------ Document passage
Artificial Life

Artificial Life!

Artificial Life!

1. What is Artificial Life?

    Anwer.

The study of life and living systems has historically been dominated by the study of organic (carbon-based) organisms as they are found on one isolated planet in a vast universe of possibilities. This study is largely contained within the field of biology, which applies a top-down approach-essentially taking apart existing living systems to discover the essential elements. Because the number and variety of living systems available for study is strictly limited, biology has some inherent weaknesses.

The biological approach can be compared to an attempt to learn the principles of painting by studying the works found in a single museum or created by a single artist. While such an approach will surely yield many valuable insights, it is unlikely that we can learn all that there is to know about the subject of painting in this manner. In the same way that a deeper understanding of painting can be gained by attempting to create your own works, those within the discipline of A-Life seek to better understand life and living systems through the simulation and synthesis of natural living systems. "[R]ather than studying biological phenomena by taking apart living organisms to see how they work, one attempts to put together systems that behave like living organisms

Emergence of A-Life as a Discipline

The term "artificial life" was coined in the late 1980s by researcher Christopher Langton, who defined it as "the study of artificial systems that exhibit behavior characteristic of natural living systems. It is the quest to explain life in any of its possible manifestations, without restriction to the particular examples that have evolved on earth... the ultimate goal is to extract the logical form of living systems."

Probably the first person to actively study and write on topics related to A-Life was the noted mathematician John Von Neumann, who was also an early figure in the field of game theory. In the middle of the 20th century, Von Neumann delivered a paper entitled "The General and Logical Theory of Automata," in which he discussed the concept of a machine that follows simple rules and reacts to information in its environment. Von Neumann proposed that living organisms are just such machines. He also studied the concept of machine self-replication, and conceived the idea that a self-replicating machine, or organism, must contain within itself a list of instructions for producing a copy of itself. This was several years before James Watson and Francis Crick, with the help of Rosalind Franklin and Maurice Wilkins, discovered the structure of DNA.

The first real exposure of A-Life concepts to the general public came through the "Mathematical Games" column in Scientific American magazine. In the 1960s a professor named John Conway devised a simple cellular automaton (CA) that he called the Game of Life. Conway's CA was simple enough for just about anyone to understand and "play" with, but it exhibited amazingly complex and life-like behavior.

Artificial Life vs. Artificial Intelligence

I

n order to begin an exploration into the world of Artificial Life Programming, it helps to start with a vision of what it is. Of equal importance to the nature and purpose of A-Life is how it differs from Artificial Intelligence.

According to the International Society for Complexity, Information, and Design (ISCID):

Artificial Life does overlap with Artificial Intelligence but the two areas are very different in their approach and history. Artificial Life is concerned with specific life-oriented algorithms such as genetic algorithms which can mimic nature and its laws and therefore relates more to biology, whereas Artificial Intelligence tends to look at how human intelligence can be replicated, therefore relating more to psychology

Artificial Life History and Resources

If you are new to this subject, or want to learn more about A-Life or A-Life research, we offer a broad range of resources: links to A-Life organizations, publications and a list of related books and films. In addition, we offer a historical overview of this growing discipline, look at how A-Life experts themselves view this unique discipline and illuminate jobs in the field.
------------
------ Information supplied
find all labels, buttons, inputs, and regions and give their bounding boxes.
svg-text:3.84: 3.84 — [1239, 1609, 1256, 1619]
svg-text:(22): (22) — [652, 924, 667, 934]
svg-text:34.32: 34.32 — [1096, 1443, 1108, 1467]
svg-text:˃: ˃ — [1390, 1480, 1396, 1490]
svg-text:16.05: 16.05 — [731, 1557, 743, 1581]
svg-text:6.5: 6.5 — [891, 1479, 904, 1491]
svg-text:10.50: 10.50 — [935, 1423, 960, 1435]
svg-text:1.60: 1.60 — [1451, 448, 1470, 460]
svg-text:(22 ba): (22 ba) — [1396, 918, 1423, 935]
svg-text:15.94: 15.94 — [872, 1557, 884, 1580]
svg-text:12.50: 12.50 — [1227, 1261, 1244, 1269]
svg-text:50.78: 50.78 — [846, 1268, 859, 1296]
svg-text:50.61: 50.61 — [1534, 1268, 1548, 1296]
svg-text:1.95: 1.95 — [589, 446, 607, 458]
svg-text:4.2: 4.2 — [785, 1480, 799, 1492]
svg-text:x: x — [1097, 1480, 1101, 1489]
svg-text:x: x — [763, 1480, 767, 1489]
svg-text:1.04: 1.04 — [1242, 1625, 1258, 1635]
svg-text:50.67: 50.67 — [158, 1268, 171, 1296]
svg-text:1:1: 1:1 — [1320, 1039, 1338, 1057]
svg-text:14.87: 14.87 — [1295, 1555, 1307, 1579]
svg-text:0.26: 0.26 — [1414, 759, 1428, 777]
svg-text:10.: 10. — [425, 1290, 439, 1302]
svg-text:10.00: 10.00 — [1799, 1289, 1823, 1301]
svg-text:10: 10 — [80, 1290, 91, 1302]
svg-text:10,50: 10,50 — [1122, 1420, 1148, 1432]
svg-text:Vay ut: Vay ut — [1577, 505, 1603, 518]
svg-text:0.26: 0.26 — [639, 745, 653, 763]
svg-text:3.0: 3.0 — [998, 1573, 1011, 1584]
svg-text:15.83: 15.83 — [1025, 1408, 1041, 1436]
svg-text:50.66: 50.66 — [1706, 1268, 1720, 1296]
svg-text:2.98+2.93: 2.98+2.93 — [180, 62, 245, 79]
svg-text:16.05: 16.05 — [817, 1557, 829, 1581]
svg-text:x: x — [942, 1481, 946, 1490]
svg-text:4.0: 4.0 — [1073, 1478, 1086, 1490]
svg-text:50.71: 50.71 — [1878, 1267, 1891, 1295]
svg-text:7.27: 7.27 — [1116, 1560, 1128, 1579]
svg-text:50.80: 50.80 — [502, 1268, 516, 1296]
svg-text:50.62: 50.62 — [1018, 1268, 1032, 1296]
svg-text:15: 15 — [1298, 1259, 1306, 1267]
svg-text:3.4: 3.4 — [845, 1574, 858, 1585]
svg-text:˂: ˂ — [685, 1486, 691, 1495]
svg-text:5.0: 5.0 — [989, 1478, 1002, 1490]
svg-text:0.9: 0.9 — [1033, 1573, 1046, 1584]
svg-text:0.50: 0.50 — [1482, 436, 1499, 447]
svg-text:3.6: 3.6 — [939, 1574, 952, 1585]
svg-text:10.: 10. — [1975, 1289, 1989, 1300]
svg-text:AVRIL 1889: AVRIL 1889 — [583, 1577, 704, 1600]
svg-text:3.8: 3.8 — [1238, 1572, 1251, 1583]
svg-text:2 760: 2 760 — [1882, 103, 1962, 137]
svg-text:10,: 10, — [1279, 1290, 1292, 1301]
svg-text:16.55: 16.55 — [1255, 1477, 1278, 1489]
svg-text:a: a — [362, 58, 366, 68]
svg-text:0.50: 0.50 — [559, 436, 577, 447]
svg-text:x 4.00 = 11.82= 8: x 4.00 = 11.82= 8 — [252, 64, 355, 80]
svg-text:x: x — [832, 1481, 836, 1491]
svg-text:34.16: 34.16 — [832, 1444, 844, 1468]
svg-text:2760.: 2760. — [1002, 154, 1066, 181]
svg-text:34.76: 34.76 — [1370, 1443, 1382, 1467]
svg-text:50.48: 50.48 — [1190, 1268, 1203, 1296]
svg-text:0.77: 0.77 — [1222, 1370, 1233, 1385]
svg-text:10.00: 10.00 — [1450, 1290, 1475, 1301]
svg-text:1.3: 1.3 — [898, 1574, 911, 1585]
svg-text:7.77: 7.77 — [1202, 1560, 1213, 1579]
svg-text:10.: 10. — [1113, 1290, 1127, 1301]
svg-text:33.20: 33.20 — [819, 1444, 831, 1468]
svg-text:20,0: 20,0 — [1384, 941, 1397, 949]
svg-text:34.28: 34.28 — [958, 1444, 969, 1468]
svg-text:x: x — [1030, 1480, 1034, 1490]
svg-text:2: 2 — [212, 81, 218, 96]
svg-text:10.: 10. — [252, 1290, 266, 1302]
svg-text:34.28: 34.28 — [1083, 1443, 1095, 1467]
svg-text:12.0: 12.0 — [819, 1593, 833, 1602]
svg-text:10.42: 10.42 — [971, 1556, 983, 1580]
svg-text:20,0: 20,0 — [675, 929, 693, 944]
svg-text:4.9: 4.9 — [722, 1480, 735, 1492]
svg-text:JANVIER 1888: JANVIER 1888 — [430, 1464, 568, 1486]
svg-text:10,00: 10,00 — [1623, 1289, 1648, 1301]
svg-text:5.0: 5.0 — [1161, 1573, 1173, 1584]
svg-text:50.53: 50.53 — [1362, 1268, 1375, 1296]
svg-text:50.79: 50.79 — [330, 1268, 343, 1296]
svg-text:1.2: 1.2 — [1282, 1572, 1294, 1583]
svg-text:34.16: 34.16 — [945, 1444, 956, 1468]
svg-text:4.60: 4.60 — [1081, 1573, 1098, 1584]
------------
◆ **Tasks to perform**
- A) Reproduce the passage of the artificial life page from "The first real" up to and including "and life-like behavior.".
- B) According to the artificial life page, who coined the term "artificial life," and when?
- C) List every person mentioned by name in the artificial life page.
The records bear no relation to the artificial life page.

◆ **Solutions below**
- A)
The first real exposure of A-Life concepts to the general public came through the "Mathematical Games" column in Scientific American magazine. In the 1960s a professor named John Conway devised a simple cellular automaton (CA) that he called the Game of Life. Conway's CA was simple enough for just about anyone to understand and "play" with, but it exhibited amazingly complex and life-like behavior.

- B) Christopher Langton coined it in the late 1980s.

- C) Christopher Langton, John Von Neumann, James Watson, Francis Crick, Rosalind Franklin, Maurice Wilkins, John Conway